[Excerpts from a figure dataset]
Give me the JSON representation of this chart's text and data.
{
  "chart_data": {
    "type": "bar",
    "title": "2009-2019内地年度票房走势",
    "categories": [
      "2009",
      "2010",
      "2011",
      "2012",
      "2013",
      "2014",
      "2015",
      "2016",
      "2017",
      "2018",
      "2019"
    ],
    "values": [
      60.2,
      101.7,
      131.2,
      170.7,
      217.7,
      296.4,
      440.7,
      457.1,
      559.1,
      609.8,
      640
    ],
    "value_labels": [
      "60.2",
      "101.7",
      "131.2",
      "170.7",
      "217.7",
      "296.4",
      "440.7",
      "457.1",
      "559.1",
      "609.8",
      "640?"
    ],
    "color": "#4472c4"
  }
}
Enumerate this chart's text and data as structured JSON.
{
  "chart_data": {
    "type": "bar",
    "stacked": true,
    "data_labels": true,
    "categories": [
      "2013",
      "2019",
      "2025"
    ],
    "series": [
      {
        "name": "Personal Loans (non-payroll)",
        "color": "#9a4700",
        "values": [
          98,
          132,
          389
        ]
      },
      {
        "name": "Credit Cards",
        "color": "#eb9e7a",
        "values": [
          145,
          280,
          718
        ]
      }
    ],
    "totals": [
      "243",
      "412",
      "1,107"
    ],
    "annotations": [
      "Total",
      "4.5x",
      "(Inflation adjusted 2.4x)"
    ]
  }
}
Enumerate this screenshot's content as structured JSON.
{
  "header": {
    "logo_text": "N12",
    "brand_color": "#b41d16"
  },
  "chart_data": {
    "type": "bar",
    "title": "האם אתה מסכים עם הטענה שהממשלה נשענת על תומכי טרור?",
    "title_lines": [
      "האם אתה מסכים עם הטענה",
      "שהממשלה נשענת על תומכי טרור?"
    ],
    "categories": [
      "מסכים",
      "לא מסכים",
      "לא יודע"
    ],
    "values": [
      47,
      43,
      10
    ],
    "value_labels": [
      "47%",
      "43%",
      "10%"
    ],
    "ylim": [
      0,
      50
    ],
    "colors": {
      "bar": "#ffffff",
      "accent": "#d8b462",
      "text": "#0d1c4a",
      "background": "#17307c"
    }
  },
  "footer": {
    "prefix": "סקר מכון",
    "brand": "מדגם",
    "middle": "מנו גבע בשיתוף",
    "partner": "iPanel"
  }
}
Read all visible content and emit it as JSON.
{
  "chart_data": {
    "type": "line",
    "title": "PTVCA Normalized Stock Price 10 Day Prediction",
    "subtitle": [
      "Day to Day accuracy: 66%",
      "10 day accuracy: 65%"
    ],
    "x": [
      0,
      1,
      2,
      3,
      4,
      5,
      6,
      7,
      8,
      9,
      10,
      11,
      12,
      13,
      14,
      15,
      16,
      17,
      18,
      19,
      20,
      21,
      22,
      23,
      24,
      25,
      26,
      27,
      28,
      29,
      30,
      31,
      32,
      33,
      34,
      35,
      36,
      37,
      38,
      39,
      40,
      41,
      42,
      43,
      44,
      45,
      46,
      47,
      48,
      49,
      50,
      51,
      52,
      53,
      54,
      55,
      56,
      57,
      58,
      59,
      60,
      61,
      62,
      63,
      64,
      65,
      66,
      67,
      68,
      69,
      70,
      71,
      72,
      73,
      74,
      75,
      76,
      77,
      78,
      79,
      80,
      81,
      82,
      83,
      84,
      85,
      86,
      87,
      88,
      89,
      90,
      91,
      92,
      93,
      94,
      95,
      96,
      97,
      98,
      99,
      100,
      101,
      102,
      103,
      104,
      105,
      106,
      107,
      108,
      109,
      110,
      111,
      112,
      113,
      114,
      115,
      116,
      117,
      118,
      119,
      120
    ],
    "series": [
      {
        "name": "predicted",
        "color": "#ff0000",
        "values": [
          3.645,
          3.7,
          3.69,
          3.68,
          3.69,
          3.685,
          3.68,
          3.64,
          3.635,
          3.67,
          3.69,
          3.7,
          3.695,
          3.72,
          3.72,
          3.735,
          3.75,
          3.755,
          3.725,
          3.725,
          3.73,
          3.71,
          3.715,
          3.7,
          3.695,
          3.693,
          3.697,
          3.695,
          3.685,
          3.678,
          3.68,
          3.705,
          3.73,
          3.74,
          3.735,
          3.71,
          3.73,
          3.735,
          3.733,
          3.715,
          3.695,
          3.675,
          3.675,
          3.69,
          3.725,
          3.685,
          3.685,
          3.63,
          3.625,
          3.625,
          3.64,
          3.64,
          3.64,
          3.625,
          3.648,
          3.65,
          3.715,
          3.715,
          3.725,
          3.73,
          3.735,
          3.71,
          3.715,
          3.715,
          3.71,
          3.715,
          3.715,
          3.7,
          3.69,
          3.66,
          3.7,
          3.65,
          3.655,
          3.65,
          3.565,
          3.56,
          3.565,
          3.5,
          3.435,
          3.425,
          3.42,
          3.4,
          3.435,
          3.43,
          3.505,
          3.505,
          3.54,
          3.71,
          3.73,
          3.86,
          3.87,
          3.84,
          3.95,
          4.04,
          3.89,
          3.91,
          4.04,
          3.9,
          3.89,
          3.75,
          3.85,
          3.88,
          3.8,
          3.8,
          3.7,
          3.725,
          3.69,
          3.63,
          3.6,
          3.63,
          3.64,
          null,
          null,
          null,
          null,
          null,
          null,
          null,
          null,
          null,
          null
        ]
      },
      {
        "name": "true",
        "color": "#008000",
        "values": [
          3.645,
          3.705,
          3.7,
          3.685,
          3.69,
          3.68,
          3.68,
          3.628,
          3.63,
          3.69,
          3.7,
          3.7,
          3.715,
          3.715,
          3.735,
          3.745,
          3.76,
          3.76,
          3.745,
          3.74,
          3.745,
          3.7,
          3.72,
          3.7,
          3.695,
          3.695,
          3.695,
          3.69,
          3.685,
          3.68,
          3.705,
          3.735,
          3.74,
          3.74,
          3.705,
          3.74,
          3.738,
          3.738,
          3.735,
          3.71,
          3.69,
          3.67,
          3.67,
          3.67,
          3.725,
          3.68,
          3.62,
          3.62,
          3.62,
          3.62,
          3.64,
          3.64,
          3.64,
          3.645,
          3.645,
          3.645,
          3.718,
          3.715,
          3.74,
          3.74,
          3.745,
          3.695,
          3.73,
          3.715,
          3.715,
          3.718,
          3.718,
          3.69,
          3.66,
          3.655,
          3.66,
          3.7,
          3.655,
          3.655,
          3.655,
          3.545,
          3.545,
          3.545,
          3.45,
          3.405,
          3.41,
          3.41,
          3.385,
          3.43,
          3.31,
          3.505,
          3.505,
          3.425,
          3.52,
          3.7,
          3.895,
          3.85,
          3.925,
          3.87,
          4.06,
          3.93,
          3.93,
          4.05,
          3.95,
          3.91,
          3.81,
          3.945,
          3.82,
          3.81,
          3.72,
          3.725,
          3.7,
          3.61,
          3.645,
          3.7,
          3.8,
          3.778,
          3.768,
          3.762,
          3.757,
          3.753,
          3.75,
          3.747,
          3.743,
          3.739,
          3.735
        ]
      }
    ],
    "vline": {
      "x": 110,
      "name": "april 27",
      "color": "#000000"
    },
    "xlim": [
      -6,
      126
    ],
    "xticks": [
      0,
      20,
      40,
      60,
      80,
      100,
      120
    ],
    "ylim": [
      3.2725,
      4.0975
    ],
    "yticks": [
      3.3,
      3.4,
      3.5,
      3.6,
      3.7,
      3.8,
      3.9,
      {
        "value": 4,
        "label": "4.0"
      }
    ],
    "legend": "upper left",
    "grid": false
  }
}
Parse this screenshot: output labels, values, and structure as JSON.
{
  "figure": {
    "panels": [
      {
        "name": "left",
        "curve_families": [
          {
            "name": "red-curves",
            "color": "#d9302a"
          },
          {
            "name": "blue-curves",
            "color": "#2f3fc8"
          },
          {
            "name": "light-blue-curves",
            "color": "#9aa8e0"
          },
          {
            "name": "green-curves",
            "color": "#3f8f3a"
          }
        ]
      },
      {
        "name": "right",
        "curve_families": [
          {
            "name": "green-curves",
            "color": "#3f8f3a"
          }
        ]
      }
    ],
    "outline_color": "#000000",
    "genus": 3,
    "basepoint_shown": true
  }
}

## What is asked
Gather all the lines that include the word "שהממשלה" and copy them out.

## Expected answer
    "title": "האם אתה מסכים עם הטענה שהממשלה נשענת על תומכי טרור?",
      "שהממשלה נשענת על תומכי טרור?"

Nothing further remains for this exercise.